--- Excerpted records ---
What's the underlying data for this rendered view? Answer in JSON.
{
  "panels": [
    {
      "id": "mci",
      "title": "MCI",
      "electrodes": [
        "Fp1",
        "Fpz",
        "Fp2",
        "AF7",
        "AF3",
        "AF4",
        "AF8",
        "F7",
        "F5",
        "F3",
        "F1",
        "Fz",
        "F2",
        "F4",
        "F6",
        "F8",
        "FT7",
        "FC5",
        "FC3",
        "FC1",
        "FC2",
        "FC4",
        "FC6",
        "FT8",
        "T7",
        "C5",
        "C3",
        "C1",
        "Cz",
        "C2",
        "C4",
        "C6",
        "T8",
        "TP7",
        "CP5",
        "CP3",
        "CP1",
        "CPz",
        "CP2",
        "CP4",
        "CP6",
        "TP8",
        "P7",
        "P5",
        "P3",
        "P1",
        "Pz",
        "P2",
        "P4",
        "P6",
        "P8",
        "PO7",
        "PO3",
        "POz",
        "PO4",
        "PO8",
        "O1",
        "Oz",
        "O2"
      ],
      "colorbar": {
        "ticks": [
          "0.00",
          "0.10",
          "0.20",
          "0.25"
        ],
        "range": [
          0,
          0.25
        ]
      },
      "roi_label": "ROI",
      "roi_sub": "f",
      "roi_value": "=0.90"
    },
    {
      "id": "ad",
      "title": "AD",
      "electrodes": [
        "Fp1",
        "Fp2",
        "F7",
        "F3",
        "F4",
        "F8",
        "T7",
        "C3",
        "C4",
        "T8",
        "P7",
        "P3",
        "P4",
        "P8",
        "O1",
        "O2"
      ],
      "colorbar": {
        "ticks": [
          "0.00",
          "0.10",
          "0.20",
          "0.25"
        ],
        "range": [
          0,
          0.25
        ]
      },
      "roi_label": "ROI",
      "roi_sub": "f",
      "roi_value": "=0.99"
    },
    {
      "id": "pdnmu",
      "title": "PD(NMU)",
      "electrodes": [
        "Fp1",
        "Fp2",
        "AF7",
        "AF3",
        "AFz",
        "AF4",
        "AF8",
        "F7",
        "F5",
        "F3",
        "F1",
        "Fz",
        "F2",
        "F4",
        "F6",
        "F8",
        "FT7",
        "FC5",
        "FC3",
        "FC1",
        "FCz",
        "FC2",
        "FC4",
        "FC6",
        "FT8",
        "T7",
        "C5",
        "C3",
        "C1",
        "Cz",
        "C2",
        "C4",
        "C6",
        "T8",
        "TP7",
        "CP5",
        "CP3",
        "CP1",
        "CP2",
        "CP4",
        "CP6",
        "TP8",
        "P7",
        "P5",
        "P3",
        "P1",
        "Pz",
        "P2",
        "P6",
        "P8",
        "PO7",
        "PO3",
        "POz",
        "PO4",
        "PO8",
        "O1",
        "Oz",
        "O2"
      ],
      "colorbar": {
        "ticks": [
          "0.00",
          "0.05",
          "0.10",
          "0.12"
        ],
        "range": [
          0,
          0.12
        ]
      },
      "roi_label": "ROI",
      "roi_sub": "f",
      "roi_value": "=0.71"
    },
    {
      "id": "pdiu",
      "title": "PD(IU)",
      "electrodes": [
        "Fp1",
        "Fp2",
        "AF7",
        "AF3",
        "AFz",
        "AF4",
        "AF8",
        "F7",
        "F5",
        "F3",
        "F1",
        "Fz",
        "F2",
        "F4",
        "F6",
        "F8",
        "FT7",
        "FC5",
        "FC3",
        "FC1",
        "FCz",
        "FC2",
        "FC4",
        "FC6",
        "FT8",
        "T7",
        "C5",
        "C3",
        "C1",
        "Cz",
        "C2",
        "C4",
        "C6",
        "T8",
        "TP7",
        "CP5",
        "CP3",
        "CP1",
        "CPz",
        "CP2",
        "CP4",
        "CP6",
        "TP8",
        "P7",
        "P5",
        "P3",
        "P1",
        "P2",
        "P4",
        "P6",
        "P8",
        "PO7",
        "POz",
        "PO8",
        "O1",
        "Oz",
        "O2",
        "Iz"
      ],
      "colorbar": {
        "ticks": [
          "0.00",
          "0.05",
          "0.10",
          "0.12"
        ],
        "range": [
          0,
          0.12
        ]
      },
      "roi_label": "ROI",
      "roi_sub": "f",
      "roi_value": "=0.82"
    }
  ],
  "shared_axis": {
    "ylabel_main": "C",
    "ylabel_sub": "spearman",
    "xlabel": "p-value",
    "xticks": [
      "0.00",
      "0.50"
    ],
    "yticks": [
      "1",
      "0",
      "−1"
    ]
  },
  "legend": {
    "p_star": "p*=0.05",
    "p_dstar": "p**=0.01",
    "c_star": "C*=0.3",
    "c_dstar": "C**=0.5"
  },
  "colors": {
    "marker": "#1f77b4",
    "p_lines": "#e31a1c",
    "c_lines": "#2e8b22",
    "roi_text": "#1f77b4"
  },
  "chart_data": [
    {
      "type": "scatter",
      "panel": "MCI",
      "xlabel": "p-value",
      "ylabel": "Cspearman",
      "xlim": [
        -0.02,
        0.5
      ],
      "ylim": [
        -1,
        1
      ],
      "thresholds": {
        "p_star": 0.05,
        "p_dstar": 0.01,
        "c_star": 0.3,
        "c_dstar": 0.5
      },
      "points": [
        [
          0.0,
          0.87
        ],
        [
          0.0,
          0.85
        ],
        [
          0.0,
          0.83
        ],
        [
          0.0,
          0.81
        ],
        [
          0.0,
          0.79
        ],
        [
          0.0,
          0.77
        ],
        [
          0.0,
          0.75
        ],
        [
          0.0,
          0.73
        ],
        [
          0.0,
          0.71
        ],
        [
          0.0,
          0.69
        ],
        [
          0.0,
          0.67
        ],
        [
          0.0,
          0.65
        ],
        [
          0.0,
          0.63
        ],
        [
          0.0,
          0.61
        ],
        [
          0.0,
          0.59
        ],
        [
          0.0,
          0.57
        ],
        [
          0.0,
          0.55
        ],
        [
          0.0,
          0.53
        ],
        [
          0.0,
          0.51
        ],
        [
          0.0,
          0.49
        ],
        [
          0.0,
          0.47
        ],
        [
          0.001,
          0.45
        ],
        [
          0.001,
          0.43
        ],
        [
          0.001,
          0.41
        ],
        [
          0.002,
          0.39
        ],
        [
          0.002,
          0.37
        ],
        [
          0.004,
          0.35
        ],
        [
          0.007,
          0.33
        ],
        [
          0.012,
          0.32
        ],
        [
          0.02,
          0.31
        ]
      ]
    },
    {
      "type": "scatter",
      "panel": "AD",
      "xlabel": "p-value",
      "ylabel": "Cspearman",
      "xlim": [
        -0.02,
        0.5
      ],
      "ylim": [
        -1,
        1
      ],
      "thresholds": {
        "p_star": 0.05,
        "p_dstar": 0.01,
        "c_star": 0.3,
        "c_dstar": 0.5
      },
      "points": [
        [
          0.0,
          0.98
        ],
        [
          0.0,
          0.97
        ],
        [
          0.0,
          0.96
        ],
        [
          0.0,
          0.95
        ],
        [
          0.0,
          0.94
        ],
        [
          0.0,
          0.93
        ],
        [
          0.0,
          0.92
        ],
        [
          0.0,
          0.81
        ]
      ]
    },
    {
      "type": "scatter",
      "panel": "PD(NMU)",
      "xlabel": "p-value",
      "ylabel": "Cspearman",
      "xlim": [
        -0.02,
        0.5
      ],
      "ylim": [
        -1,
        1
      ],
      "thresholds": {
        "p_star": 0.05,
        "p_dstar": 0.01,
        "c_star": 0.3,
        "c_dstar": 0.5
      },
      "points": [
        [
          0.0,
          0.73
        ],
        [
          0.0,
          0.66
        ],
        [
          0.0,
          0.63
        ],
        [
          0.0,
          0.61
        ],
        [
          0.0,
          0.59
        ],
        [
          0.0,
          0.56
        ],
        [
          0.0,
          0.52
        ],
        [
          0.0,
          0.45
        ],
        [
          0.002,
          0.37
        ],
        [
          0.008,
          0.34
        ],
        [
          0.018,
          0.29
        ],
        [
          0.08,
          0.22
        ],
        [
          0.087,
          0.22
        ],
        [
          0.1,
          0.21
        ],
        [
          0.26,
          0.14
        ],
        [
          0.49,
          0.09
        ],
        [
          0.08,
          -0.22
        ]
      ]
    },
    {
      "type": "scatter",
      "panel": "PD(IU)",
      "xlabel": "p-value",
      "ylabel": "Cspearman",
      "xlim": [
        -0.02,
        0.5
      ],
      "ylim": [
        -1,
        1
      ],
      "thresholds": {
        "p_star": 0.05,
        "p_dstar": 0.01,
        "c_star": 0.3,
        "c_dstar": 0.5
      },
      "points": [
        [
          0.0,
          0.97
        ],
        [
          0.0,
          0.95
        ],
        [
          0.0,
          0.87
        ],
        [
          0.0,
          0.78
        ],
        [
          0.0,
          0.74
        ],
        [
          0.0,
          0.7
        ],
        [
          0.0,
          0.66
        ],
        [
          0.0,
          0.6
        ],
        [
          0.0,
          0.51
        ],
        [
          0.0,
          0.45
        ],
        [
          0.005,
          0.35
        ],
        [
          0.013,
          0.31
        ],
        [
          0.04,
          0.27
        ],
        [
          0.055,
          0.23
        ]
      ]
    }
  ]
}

--- The exercise ---
Gather and copy every line of the data in which the string "title" is found.

--- Correct result ---
      "title": "MCI",
      "title": "AD",
      "title": "PD(NMU)",
      "title": "PD(IU)",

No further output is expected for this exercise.